▶ **Objective**
Could you transcribe the material below exactly, without leaving out a single line?

Begin Records for the exercise

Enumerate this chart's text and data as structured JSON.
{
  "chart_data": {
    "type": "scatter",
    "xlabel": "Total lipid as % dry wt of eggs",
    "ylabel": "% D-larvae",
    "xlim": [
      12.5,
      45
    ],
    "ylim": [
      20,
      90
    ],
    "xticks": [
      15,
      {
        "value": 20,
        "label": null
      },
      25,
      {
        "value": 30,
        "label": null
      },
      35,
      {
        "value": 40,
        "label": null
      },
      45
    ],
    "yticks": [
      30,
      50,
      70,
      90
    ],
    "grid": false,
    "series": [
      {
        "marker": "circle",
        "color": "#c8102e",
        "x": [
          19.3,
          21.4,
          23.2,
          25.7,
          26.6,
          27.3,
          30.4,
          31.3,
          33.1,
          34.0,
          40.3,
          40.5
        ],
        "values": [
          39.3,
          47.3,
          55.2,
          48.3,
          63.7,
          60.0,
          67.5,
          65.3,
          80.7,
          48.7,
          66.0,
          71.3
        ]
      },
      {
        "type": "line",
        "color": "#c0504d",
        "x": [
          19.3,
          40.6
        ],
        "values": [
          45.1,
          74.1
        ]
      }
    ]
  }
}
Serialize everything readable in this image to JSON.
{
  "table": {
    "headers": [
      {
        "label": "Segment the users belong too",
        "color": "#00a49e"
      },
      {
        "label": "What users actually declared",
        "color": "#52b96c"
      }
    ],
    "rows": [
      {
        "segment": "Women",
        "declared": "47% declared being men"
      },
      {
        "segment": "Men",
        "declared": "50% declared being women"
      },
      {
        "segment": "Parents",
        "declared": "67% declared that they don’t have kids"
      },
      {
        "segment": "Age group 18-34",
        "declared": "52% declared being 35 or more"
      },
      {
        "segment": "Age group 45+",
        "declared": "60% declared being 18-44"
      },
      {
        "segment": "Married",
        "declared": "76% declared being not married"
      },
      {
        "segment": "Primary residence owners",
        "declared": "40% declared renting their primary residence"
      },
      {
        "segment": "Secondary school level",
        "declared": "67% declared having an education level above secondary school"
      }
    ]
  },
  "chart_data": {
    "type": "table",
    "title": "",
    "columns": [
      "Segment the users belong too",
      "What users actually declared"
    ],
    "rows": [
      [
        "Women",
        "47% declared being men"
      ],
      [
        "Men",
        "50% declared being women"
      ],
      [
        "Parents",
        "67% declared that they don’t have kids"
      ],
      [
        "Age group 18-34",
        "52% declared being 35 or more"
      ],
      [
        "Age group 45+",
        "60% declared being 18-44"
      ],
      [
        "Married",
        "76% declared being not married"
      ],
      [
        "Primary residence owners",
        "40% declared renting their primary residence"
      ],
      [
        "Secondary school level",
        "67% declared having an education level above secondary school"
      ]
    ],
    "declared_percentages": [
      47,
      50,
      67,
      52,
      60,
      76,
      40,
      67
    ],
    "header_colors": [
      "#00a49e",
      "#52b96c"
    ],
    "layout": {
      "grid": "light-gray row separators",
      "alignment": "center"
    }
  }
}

End Records for the exercise

▶ **Exercise solution**
Enumerate this chart's text and data as structured JSON.
{
  "chart_data": {
    "type": "scatter",
    "xlabel": "Total lipid as % dry wt of eggs",
    "ylabel": "% D-larvae",
    "xlim": [
      12.5,
      45
    ],
    "ylim": [
      20,
      90
    ],
    "xticks": [
      15,
      {
        "value": 20,
        "label": null
      },
      25,
      {
        "value": 30,
        "label": null
      },
      35,
      {
        "value": 40,
        "label": null
      },
      45
    ],
    "yticks": [
      30,
      50,
      70,
      90
    ],
    "grid": false,
    "series": [
      {
        "marker": "circle",
        "color": "#c8102e",
        "x": [
          19.3,
          21.4,
          23.2,
          25.7,
          26.6,
          27.3,
          30.4,
          31.3,
          33.1,
          34.0,
          40.3,
          40.5
        ],
        "values": [
          39.3,
          47.3,
          55.2,
          48.3,
          63.7,
          60.0,
          67.5,
          65.3,
          80.7,
          48.7,
          66.0,
          71.3
        ]
      },
      {
        "type": "line",
        "color": "#c0504d",
        "x": [
          19.3,
          40.6
        ],
        "values": [
          45.1,
          74.1
        ]
      }
    ]
  }
}
Serialize everything readable in this image to JSON.
{
  "table": {
    "headers": [
      {
        "label": "Segment the users belong too",
        "color": "#00a49e"
      },
      {
        "label": "What users actually declared",
        "color": "#52b96c"
      }
    ],
    "rows": [
      {
        "segment": "Women",
        "declared": "47% declared being men"
      },
      {
        "segment": "Men",
        "declared": "50% declared being women"
      },
      {
        "segment": "Parents",
        "declared": "67% declared that they don’t have kids"
      },
      {
        "segment": "Age group 18-34",
        "declared": "52% declared being 35 or more"
      },
      {
        "segment": "Age group 45+",
        "declared": "60% declared being 18-44"
      },
      {
        "segment": "Married",
        "declared": "76% declared being not married"
      },
      {
        "segment": "Primary residence owners",
        "declared": "40% declared renting their primary residence"
      },
      {
        "segment": "Secondary school level",
        "declared": "67% declared having an education level above secondary school"
      }
    ]
  },
  "chart_data": {
    "type": "table",
    "title": "",
    "columns": [
      "Segment the users belong too",
      "What users actually declared"
    ],
    "rows": [
      [
        "Women",
        "47% declared being men"
      ],
      [
        "Men",
        "50% declared being women"
      ],
      [
        "Parents",
        "67% declared that they don’t have kids"
      ],
      [
        "Age group 18-34",
        "52% declared being 35 or more"
      ],
      [
        "Age group 45+",
        "60% declared being 18-44"
      ],
      [
        "Married",
        "76% declared being not married"
      ],
      [
        "Primary residence owners",
        "40% declared renting their primary residence"
      ],
      [
        "Secondary school level",
        "67% declared having an education level above secondary school"
      ]
    ],
    "declared_percentages": [
      47,
      50,
      67,
      52,
      60,
      76,
      40,
      67
    ],
    "header_colors": [
      "#00a49e",
      "#52b96c"
    ],
    "layout": {
      "grid": "light-gray row separators",
      "alignment": "center"
    }
  }
}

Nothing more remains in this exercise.